What needs to be done: Below are records to repeat exactly. Omit the pictures from the copy.

|---|

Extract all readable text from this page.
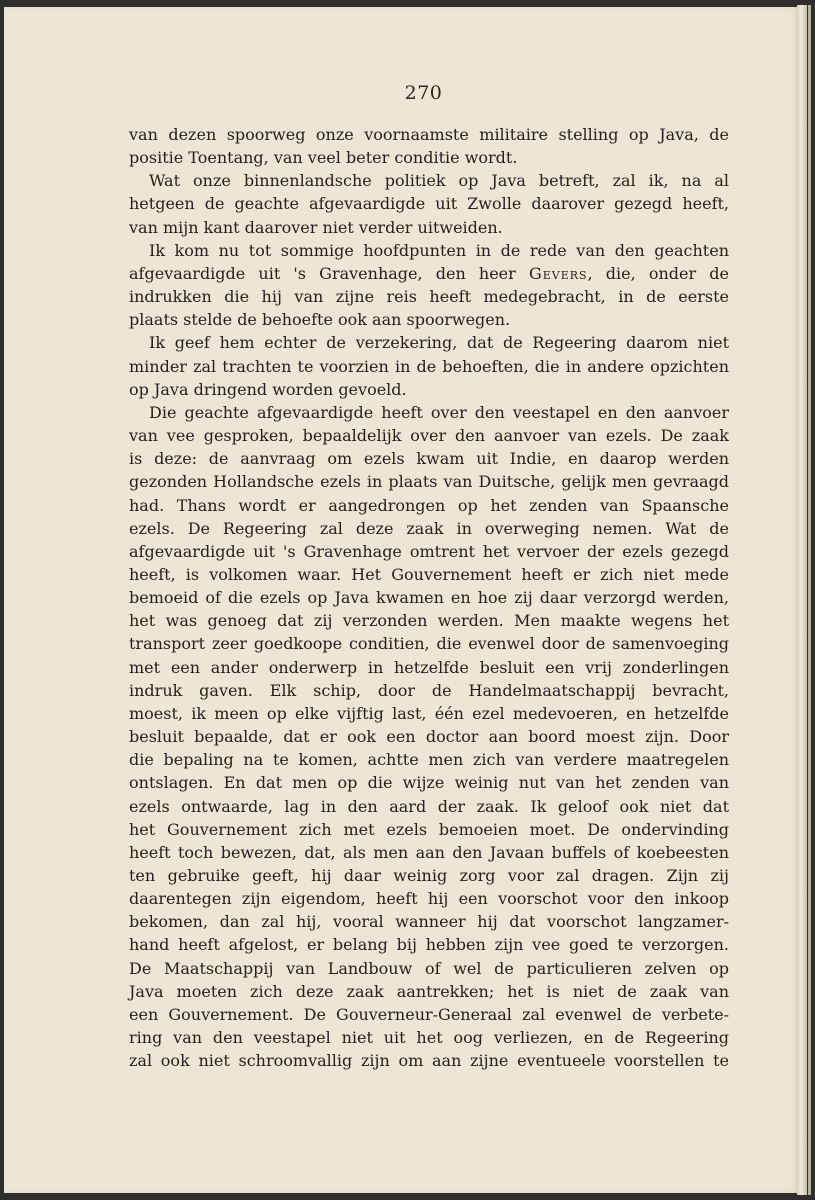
270
van dezen spoorweg onze voornaamste militaire stelling op Java, de
positie Toentang, van veel beter conditie wordt.
Wat onze binnenlandsche politiek op Java betreft, zal ik, na al
hetgeen de geachte afgevaardigde uit Zwolle daarover gezegd heeft,
van mijn kant daarover niet verder uitweiden.
Ik kom nu tot sommige hoofdpunten in de rede van den geachten
afgevaardigde uit 's Gravenhage, den heer Gevers, die, onder de
indrukken die hij van zijne reis heeft medegebracht, in de eerste
plaats stelde de behoefte ook aan spoorwegen.
Ik geef hem echter de verzekering, dat de Regeering daarom niet
minder zal trachten te voorzien in de behoeften, die in andere opzichten
op Java dringend worden gevoeld.
Die geachte afgevaardigde heeft over den veestapel en den aanvoer
van vee gesproken, bepaaldelijk over den aanvoer van ezels. De zaak
is deze: de aanvraag om ezels kwam uit Indie, en daarop werden
gezonden Hollandsche ezels in plaats van Duitsche, gelijk men gevraagd
had. Thans wordt er aangedrongen op het zenden van Spaansche
ezels. De Regeering zal deze zaak in overweging nemen. Wat de
afgevaardigde uit 's Gravenhage omtrent het vervoer der ezels gezegd
heeft, is volkomen waar. Het Gouvernement heeft er zich niet mede
bemoeid of die ezels op Java kwamen en hoe zij daar verzorgd werden,
het was genoeg dat zij verzonden werden. Men maakte wegens het
transport zeer goedkoope conditien, die evenwel door de samenvoeging
met een ander onderwerp in hetzelfde besluit een vrij zonderlingen
indruk gaven. Elk schip, door de Handelmaatschappij bevracht,
moest, ik meen op elke vijftig last, één ezel medevoeren, en hetzelfde
besluit bepaalde, dat er ook een doctor aan boord moest zijn. Door
die bepaling na te komen, achtte men zich van verdere maatregelen
ontslagen. En dat men op die wijze weinig nut van het zenden van
ezels ontwaarde, lag in den aard der zaak. Ik geloof ook niet dat
het Gouvernement zich met ezels bemoeien moet. De ondervinding
heeft toch bewezen, dat, als men aan den Javaan buffels of koebeesten
ten gebruike geeft, hij daar weinig zorg voor zal dragen. Zijn zij
daarentegen zijn eigendom, heeft hij een voorschot voor den inkoop
bekomen, dan zal hij, vooral wanneer hij dat voorschot langzamer-
hand heeft afgelost, er belang bij hebben zijn vee goed te verzorgen.
De Maatschappij van Landbouw of wel de particulieren zelven op
Java moeten zich deze zaak aantrekken; het is niet de zaak van
een Gouvernement. De Gouverneur-Generaal zal evenwel de verbete-
ring van den veestapel niet uit het oog verliezen, en de Regeering
zal ook niet schroomvallig zijn om aan zijne eventueele voorstellen te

|---|

Written answer:
Extract all readable text from this page.
270
van dezen spoorweg onze voornaamste militaire stelling op Java, de
positie Toentang, van veel beter conditie wordt.
Wat onze binnenlandsche politiek op Java betreft, zal ik, na al
hetgeen de geachte afgevaardigde uit Zwolle daarover gezegd heeft,
van mijn kant daarover niet verder uitweiden.
Ik kom nu tot sommige hoofdpunten in de rede van den geachten
afgevaardigde uit 's Gravenhage, den heer Gevers, die, onder de
indrukken die hij van zijne reis heeft medegebracht, in de eerste
plaats stelde de behoefte ook aan spoorwegen.
Ik geef hem echter de verzekering, dat de Regeering daarom niet
minder zal trachten te voorzien in de behoeften, die in andere opzichten
op Java dringend worden gevoeld.
Die geachte afgevaardigde heeft over den veestapel en den aanvoer
van vee gesproken, bepaaldelijk over den aanvoer van ezels. De zaak
is deze: de aanvraag om ezels kwam uit Indie, en daarop werden
gezonden Hollandsche ezels in plaats van Duitsche, gelijk men gevraagd
had. Thans wordt er aangedrongen op het zenden van Spaansche
ezels. De Regeering zal deze zaak in overweging nemen. Wat de
afgevaardigde uit 's Gravenhage omtrent het vervoer der ezels gezegd
heeft, is volkomen waar. Het Gouvernement heeft er zich niet mede
bemoeid of die ezels op Java kwamen en hoe zij daar verzorgd werden,
het was genoeg dat zij verzonden werden. Men maakte wegens het
transport zeer goedkoope conditien, die evenwel door de samenvoeging
met een ander onderwerp in hetzelfde besluit een vrij zonderlingen
indruk gaven. Elk schip, door de Handelmaatschappij bevracht,
moest, ik meen op elke vijftig last, één ezel medevoeren, en hetzelfde
besluit bepaalde, dat er ook een doctor aan boord moest zijn. Door
die bepaling na te komen, achtte men zich van verdere maatregelen
ontslagen. En dat men op die wijze weinig nut van het zenden van
ezels ontwaarde, lag in den aard der zaak. Ik geloof ook niet dat
het Gouvernement zich met ezels bemoeien moet. De ondervinding
heeft toch bewezen, dat, als men aan den Javaan buffels of koebeesten
ten gebruike geeft, hij daar weinig zorg voor zal dragen. Zijn zij
daarentegen zijn eigendom, heeft hij een voorschot voor den inkoop
bekomen, dan zal hij, vooral wanneer hij dat voorschot langzamer-
hand heeft afgelost, er belang bij hebben zijn vee goed te verzorgen.
De Maatschappij van Landbouw of wel de particulieren zelven op
Java moeten zich deze zaak aantrekken; het is niet de zaak van
een Gouvernement. De Gouverneur-Generaal zal evenwel de verbete-
ring van den veestapel niet uit het oog verliezen, en de Regeering
zal ook niet schroomvallig zijn om aan zijne eventueele voorstellen te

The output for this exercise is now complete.